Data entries
::::::
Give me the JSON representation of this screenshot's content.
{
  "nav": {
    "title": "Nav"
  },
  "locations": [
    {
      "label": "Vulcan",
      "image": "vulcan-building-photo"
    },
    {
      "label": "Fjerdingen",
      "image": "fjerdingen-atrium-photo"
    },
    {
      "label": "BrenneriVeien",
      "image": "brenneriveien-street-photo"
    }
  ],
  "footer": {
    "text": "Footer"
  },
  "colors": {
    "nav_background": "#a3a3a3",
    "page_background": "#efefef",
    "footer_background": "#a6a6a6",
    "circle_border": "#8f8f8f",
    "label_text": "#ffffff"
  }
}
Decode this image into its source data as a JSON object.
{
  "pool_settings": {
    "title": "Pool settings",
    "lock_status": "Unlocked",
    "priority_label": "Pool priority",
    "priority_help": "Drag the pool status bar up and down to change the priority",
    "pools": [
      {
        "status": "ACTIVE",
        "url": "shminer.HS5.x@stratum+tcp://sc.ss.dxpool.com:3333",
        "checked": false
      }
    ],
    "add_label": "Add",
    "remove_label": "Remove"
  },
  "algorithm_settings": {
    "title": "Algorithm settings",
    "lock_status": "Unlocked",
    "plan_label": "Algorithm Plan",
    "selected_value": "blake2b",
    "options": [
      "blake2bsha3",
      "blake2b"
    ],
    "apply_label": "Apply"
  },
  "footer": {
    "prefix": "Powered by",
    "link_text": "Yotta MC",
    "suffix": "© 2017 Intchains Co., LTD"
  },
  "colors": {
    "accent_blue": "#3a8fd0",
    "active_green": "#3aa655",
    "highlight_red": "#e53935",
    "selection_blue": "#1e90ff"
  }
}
::::::
What you are asked to do:
Copy all lines from the entries that contain the word "title".

Correct answer:
    "title": "Nav"
    "title": "Pool settings",
    "title": "Algorithm settings",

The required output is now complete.